*SUPPLIED TEXT*:
A streaming service I subscribe to has emailed me its updated terms of use and loosely translated it reads: there is no escape.
The company behind it wants me, Valued Subscriber, to know that it has verified that I live in the European Union and I can now access its service in other EU countries, which is lovely of them, and more to the point, in total compliance with new EU rules on "streaming without borders".
The EU regulation, in effect since April 1st, is logical and full of good intentions: if EU residents have paid for an online video, audio or gaming service, then they should be able to access it when they’re on holiday or on short visits to other EU countries – no more galling “geoblocking” or “sorry, this service is not available in your area”.
Artificial barriers that prevent people from using the services for which they are shelling out money contradict the principle of the single market, the thinking goes. And ostensibly, this is great: that Amazon watchlist won't watch itself.
Likewise, it would be hard to see the “roam like at home” regime, introduced last summer after a decade-long EU campaign to banish mobile roaming charges, as anything other than a wonderful victory for consumers.
But let’s have a go anyway.
Once, the terms and conditions of a holiday abroad were understood to include a near total media blackout. That was part of the appeal. Unable to maintain the consumption habits we had locked ourselves into in cold everyday life, we treated the paperbacks in our possession like solid gold, became masters at sudoku and watched the weather globe on the one English-language news channel spin round and round until somewhere other than Kuwait had a go at being the hottest city on Earth.
International editions
It is not so long ago that the most viable way to reconnect with events back home, should we be keen or desperate to do so, was to traipse up to that one shop selling thin, international newspaper editions for what seemed like a hyper-inflated price but is probably only the standard cost of a Sunday newspaper today.

*DATA PROVIDED*:
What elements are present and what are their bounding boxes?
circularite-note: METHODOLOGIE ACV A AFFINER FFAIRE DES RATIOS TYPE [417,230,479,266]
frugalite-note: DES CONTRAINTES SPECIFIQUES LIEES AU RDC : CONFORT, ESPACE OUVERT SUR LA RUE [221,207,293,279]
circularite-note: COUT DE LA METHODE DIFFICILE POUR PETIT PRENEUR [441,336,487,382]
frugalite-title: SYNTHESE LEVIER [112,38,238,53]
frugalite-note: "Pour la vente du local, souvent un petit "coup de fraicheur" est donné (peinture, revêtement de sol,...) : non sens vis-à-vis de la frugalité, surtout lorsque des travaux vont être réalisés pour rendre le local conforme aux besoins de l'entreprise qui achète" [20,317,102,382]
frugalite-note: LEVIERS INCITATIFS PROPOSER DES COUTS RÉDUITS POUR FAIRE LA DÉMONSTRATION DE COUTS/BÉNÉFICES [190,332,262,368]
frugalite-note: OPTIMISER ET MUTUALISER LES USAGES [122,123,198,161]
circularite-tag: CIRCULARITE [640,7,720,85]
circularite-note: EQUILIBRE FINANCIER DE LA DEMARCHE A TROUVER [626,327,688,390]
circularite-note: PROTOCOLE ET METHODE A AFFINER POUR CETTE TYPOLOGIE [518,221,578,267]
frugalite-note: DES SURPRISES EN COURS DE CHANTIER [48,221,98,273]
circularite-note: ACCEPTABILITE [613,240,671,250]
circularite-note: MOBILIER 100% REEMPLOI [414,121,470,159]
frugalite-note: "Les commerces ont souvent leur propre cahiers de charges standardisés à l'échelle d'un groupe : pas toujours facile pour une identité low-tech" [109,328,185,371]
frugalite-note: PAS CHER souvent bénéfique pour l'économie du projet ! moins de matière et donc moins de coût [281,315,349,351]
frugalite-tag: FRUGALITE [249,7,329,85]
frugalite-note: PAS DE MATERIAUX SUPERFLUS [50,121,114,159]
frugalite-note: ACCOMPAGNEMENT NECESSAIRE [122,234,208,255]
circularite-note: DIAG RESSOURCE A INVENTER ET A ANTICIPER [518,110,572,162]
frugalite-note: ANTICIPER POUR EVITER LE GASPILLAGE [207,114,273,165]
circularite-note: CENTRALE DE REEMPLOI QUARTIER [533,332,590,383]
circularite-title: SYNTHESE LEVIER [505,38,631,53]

*SET OF TASKS*:
**A.** Answer these questions about the streaming article, each on its own line:
(i) Since what date has the EU regulation on streaming been in effect?
(ii) What regime was introduced last summer after a decade-long EU campaign to banish mobile roaming charges?
(iii) On what kind of channel did the weather globe spin round and round?
**B.** Duplicate the stretch of the streaming article from "The company behind" through "won't watch itself.".

*ANSWERS IN ORDER*:
**A.**
(i) April 1st.
(ii) The "roam like at home" regime.
(iii) The one English-language news channel.

**B.**
The company behind it wants me, Valued Subscriber, to know that it has verified that I live in the European Union and I can now access its service in other EU countries, which is lovely of them, and more to the point, in total compliance with new EU rules on "streaming without borders".
The EU regulation, in effect since April 1st, is logical and full of good intentions: if EU residents have paid for an online video, audio or gaming service, then they should be able to access it when they’re on holiday or on short visits to other EU countries – no more galling “geoblocking” or “sorry, this service is not available in your area”.
Artificial barriers that prevent people from using the services for which they are shelling out money contradict the principle of the single market, the thinking goes. And ostensibly, this is great: that Amazon watchlist won't watch itself.